-------- Records shown --------

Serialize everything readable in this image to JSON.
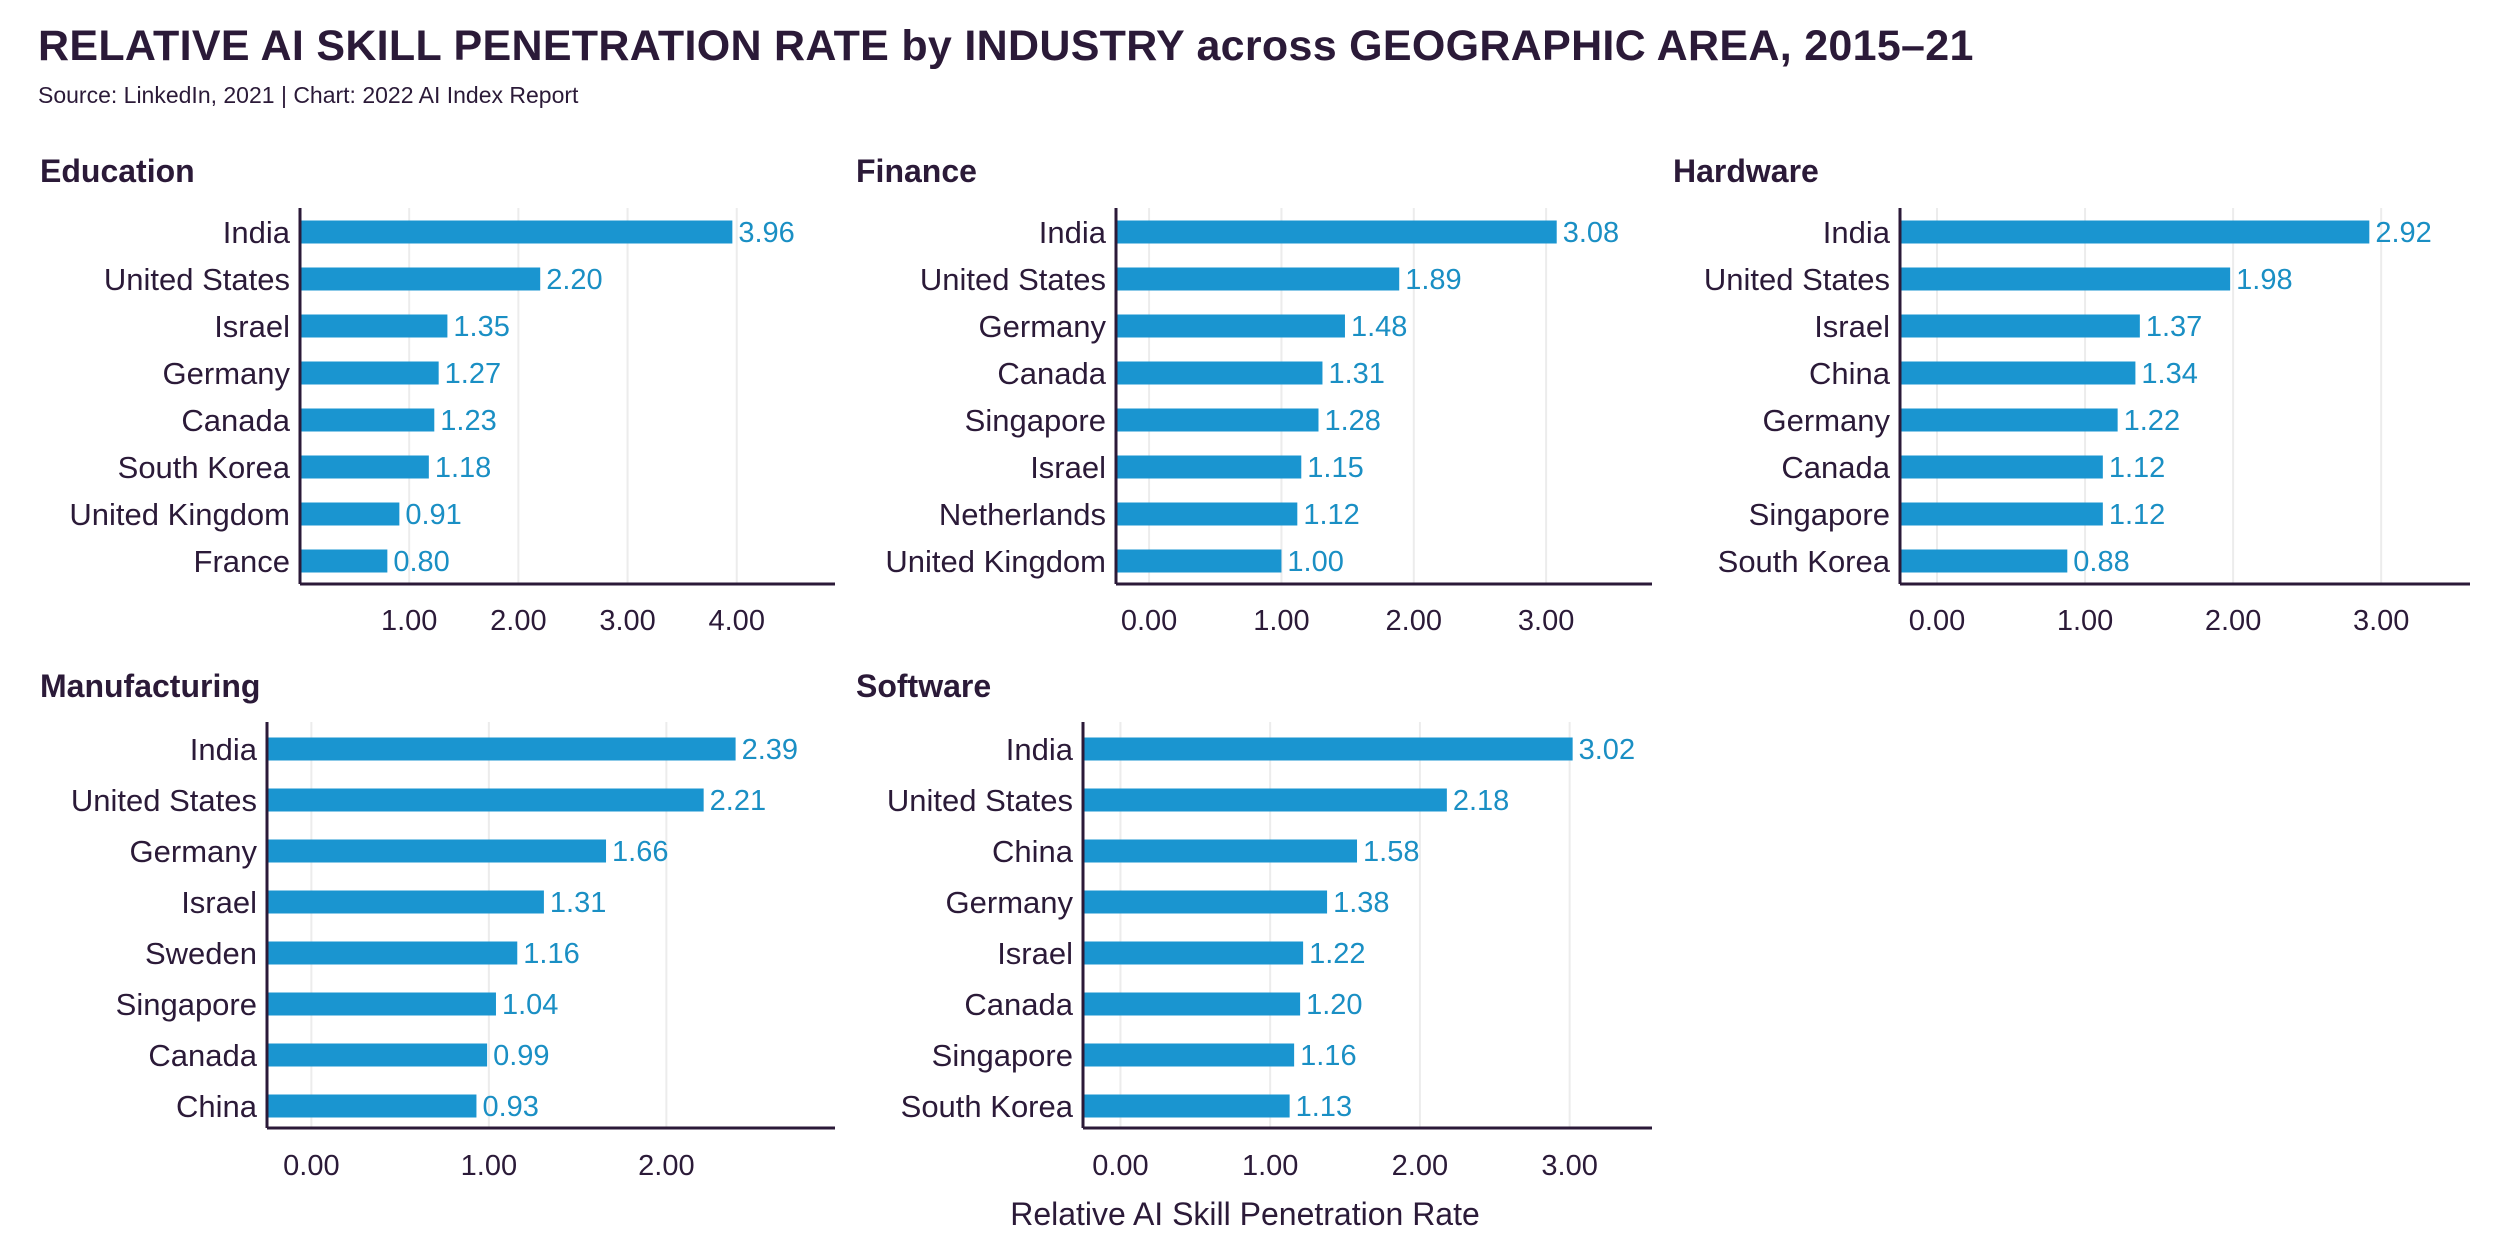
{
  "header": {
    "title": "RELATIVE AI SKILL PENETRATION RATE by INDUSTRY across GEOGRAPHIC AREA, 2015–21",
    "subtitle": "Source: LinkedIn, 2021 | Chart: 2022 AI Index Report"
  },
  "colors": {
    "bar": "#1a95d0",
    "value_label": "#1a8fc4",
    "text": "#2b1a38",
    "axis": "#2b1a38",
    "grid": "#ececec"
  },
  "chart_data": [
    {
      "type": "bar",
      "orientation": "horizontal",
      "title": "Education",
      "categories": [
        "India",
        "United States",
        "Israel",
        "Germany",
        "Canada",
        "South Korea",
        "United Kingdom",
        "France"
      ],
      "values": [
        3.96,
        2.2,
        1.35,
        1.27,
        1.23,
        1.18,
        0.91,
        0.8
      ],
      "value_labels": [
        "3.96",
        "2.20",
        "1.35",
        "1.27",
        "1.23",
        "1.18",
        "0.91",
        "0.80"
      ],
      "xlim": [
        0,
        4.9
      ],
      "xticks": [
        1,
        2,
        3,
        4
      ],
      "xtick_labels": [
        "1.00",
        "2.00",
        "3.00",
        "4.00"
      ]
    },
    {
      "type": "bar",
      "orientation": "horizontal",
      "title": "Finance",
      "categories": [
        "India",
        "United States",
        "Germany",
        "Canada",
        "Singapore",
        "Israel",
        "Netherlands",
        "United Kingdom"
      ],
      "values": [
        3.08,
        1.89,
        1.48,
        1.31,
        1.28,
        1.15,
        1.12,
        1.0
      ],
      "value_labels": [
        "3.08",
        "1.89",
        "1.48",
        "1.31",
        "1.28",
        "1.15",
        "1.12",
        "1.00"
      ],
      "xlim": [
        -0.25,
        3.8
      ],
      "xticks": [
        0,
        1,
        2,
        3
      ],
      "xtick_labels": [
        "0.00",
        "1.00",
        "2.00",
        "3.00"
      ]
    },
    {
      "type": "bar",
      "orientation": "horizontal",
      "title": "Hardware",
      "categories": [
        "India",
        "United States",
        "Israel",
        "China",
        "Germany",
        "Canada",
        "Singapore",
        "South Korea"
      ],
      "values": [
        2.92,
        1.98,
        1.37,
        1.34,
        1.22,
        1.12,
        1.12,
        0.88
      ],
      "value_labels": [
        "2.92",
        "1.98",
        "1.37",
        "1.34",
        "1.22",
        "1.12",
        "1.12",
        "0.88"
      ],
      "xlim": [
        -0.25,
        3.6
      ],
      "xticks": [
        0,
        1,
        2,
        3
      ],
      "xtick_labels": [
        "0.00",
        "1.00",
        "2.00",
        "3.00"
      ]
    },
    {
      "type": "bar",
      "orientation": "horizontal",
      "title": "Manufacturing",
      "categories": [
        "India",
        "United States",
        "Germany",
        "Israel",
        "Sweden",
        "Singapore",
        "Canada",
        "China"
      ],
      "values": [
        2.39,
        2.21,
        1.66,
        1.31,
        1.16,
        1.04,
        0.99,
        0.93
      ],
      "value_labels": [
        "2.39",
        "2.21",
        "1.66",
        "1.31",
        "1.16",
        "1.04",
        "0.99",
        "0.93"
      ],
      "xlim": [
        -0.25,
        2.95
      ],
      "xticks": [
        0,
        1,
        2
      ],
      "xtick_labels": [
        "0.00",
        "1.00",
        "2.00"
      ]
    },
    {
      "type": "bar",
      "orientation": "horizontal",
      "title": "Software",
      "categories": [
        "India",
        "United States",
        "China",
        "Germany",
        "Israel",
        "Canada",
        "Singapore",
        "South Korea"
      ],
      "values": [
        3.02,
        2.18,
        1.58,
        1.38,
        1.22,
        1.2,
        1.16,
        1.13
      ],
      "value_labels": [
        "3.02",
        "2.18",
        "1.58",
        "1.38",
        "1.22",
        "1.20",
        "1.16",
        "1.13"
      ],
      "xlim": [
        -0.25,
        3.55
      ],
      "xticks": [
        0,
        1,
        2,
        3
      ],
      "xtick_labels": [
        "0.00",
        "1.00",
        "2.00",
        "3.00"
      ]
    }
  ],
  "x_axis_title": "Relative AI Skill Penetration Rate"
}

--------

(Exercise goal): Every entry above should be duplicated exactly. Do not include the images.

(Written response):
Serialize everything readable in this image to JSON.
{
  "header": {
    "title": "RELATIVE AI SKILL PENETRATION RATE by INDUSTRY across GEOGRAPHIC AREA, 2015–21",
    "subtitle": "Source: LinkedIn, 2021 | Chart: 2022 AI Index Report"
  },
  "colors": {
    "bar": "#1a95d0",
    "value_label": "#1a8fc4",
    "text": "#2b1a38",
    "axis": "#2b1a38",
    "grid": "#ececec"
  },
  "chart_data": [
    {
      "type": "bar",
      "orientation": "horizontal",
      "title": "Education",
      "categories": [
        "India",
        "United States",
        "Israel",
        "Germany",
        "Canada",
        "South Korea",
        "United Kingdom",
        "France"
      ],
      "values": [
        3.96,
        2.2,
        1.35,
        1.27,
        1.23,
        1.18,
        0.91,
        0.8
      ],
      "value_labels": [
        "3.96",
        "2.20",
        "1.35",
        "1.27",
        "1.23",
        "1.18",
        "0.91",
        "0.80"
      ],
      "xlim": [
        0,
        4.9
      ],
      "xticks": [
        1,
        2,
        3,
        4
      ],
      "xtick_labels": [
        "1.00",
        "2.00",
        "3.00",
        "4.00"
      ]
    },
    {
      "type": "bar",
      "orientation": "horizontal",
      "title": "Finance",
      "categories": [
        "India",
        "United States",
        "Germany",
        "Canada",
        "Singapore",
        "Israel",
        "Netherlands",
        "United Kingdom"
      ],
      "values": [
        3.08,
        1.89,
        1.48,
        1.31,
        1.28,
        1.15,
        1.12,
        1.0
      ],
      "value_labels": [
        "3.08",
        "1.89",
        "1.48",
        "1.31",
        "1.28",
        "1.15",
        "1.12",
        "1.00"
      ],
      "xlim": [
        -0.25,
        3.8
      ],
      "xticks": [
        0,
        1,
        2,
        3
      ],
      "xtick_labels": [
        "0.00",
        "1.00",
        "2.00",
        "3.00"
      ]
    },
    {
      "type": "bar",
      "orientation": "horizontal",
      "title": "Hardware",
      "categories": [
        "India",
        "United States",
        "Israel",
        "China",
        "Germany",
        "Canada",
        "Singapore",
        "South Korea"
      ],
      "values": [
        2.92,
        1.98,
        1.37,
        1.34,
        1.22,
        1.12,
        1.12,
        0.88
      ],
      "value_labels": [
        "2.92",
        "1.98",
        "1.37",
        "1.34",
        "1.22",
        "1.12",
        "1.12",
        "0.88"
      ],
      "xlim": [
        -0.25,
        3.6
      ],
      "xticks": [
        0,
        1,
        2,
        3
      ],
      "xtick_labels": [
        "0.00",
        "1.00",
        "2.00",
        "3.00"
      ]
    },
    {
      "type": "bar",
      "orientation": "horizontal",
      "title": "Manufacturing",
      "categories": [
        "India",
        "United States",
        "Germany",
        "Israel",
        "Sweden",
        "Singapore",
        "Canada",
        "China"
      ],
      "values": [
        2.39,
        2.21,
        1.66,
        1.31,
        1.16,
        1.04,
        0.99,
        0.93
      ],
      "value_labels": [
        "2.39",
        "2.21",
        "1.66",
        "1.31",
        "1.16",
        "1.04",
        "0.99",
        "0.93"
      ],
      "xlim": [
        -0.25,
        2.95
      ],
      "xticks": [
        0,
        1,
        2
      ],
      "xtick_labels": [
        "0.00",
        "1.00",
        "2.00"
      ]
    },
    {
      "type": "bar",
      "orientation": "horizontal",
      "title": "Software",
      "categories": [
        "India",
        "United States",
        "China",
        "Germany",
        "Israel",
        "Canada",
        "Singapore",
        "South Korea"
      ],
      "values": [
        3.02,
        2.18,
        1.58,
        1.38,
        1.22,
        1.2,
        1.16,
        1.13
      ],
      "value_labels": [
        "3.02",
        "2.18",
        "1.58",
        "1.38",
        "1.22",
        "1.20",
        "1.16",
        "1.13"
      ],
      "xlim": [
        -0.25,
        3.55
      ],
      "xticks": [
        0,
        1,
        2,
        3
      ],
      "xtick_labels": [
        "0.00",
        "1.00",
        "2.00",
        "3.00"
      ]
    }
  ],
  "x_axis_title": "Relative AI Skill Penetration Rate"
}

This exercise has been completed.